— EXERCISE REQUIREMENTS —
Output the material beneath exactly, leaving nothing out.

— DATA ENTRIES —
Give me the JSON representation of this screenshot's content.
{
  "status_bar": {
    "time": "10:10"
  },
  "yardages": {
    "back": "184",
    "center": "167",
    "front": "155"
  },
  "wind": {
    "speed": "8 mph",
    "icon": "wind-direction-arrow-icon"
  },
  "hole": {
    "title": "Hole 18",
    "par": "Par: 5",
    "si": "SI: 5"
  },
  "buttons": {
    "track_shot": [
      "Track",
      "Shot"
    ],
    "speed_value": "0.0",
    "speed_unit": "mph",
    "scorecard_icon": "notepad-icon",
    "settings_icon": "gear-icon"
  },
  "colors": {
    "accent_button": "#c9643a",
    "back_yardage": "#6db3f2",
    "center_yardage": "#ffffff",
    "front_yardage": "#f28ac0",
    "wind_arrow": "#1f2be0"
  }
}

— THE ANSWER —
Give me the JSON representation of this screenshot's content.
{
  "status_bar": {
    "time": "10:10"
  },
  "yardages": {
    "back": "184",
    "center": "167",
    "front": "155"
  },
  "wind": {
    "speed": "8 mph",
    "icon": "wind-direction-arrow-icon"
  },
  "hole": {
    "title": "Hole 18",
    "par": "Par: 5",
    "si": "SI: 5"
  },
  "buttons": {
    "track_shot": [
      "Track",
      "Shot"
    ],
    "speed_value": "0.0",
    "speed_unit": "mph",
    "scorecard_icon": "notepad-icon",
    "settings_icon": "gear-icon"
  },
  "colors": {
    "accent_button": "#c9643a",
    "back_yardage": "#6db3f2",
    "center_yardage": "#ffffff",
    "front_yardage": "#f28ac0",
    "wind_arrow": "#1f2be0"
  }
}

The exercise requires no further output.